### Task instructions
Scan the data that follows and count the lines with the string "juridictions"; answer with the count alone.

### Entries supplied
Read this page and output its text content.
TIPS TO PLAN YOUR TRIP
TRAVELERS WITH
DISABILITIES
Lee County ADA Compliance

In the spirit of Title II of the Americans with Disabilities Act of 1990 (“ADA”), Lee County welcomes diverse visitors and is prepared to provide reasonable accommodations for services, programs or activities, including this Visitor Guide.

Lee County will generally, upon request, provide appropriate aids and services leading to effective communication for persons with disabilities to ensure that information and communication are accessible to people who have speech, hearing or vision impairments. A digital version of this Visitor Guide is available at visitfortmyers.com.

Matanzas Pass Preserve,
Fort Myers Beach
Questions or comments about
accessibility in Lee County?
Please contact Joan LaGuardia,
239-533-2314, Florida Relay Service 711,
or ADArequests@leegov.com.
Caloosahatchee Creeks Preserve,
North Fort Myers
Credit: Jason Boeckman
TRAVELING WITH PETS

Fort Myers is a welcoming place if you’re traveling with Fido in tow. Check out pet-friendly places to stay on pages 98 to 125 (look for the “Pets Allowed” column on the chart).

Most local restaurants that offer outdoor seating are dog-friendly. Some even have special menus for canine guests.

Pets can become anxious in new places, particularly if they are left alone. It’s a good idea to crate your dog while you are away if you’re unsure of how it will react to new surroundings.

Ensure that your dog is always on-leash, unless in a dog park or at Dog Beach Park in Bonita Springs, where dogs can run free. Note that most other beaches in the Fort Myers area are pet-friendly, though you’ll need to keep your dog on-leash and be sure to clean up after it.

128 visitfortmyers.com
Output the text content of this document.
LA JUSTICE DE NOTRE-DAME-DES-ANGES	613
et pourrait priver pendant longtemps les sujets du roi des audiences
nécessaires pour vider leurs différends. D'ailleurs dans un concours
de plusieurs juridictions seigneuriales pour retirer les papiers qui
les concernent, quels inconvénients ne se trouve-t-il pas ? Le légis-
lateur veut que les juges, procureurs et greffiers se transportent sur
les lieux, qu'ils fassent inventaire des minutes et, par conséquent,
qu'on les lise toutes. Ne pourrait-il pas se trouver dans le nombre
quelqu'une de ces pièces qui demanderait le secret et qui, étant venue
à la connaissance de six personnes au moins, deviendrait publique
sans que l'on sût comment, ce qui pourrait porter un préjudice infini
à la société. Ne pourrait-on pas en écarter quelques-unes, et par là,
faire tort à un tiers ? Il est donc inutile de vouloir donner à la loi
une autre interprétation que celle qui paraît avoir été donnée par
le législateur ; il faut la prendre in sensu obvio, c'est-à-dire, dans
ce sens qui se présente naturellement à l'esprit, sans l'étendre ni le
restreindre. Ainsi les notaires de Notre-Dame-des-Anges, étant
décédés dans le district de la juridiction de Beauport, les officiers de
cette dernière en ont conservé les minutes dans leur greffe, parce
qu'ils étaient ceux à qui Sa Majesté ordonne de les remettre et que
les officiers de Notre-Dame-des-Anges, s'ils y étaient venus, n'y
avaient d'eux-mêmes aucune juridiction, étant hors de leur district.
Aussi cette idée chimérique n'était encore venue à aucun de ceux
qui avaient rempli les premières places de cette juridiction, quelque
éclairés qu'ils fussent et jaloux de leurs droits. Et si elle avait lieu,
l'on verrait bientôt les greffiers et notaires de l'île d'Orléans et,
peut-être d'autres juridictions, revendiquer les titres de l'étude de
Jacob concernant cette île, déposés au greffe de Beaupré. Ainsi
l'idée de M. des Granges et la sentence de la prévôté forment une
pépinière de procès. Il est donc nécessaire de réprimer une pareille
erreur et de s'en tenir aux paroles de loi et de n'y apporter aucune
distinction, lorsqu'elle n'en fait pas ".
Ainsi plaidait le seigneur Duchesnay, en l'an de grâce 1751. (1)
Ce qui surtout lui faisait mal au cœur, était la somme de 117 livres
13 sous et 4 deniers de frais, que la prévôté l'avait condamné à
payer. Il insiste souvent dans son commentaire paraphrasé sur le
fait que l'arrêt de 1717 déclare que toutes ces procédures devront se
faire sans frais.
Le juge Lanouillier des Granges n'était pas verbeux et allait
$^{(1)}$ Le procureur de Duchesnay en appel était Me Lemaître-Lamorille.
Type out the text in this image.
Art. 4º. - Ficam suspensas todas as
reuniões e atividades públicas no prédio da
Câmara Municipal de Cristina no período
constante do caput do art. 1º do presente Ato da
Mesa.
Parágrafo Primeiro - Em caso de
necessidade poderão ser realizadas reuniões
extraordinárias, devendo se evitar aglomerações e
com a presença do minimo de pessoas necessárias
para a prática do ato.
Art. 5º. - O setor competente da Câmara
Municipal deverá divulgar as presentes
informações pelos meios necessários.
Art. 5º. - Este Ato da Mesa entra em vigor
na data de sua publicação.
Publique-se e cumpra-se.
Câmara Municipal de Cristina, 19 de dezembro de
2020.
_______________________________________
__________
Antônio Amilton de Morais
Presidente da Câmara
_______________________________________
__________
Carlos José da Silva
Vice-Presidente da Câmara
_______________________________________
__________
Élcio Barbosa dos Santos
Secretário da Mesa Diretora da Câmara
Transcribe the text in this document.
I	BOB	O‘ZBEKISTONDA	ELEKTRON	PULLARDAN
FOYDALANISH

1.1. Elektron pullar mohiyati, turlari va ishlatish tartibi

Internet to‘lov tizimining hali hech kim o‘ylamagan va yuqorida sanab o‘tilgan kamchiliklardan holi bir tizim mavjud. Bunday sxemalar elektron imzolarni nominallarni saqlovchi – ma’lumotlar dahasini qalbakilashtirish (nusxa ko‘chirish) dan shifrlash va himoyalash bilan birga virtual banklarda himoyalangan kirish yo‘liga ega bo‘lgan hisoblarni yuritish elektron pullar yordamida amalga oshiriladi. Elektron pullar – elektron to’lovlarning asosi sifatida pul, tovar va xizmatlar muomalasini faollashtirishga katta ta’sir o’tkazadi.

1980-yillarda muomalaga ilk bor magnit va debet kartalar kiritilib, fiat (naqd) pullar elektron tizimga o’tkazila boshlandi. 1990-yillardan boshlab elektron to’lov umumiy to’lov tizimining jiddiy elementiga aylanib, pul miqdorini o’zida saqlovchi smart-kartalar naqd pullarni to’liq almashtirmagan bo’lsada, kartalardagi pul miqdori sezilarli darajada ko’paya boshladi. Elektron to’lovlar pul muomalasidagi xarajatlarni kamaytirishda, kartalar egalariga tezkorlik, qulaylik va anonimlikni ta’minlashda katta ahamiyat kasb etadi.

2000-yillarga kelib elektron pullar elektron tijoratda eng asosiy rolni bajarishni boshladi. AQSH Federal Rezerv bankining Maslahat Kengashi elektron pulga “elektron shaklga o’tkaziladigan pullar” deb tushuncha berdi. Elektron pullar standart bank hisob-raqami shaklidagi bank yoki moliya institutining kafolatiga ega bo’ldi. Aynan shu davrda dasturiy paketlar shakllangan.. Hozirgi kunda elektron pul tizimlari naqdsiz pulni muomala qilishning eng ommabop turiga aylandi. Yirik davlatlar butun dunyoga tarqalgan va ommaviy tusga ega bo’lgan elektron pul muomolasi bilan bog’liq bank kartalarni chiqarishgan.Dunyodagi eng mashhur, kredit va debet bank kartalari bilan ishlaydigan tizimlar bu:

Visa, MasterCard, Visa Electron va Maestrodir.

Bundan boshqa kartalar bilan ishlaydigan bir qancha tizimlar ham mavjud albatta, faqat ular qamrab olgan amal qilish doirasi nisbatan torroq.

### Task answer
2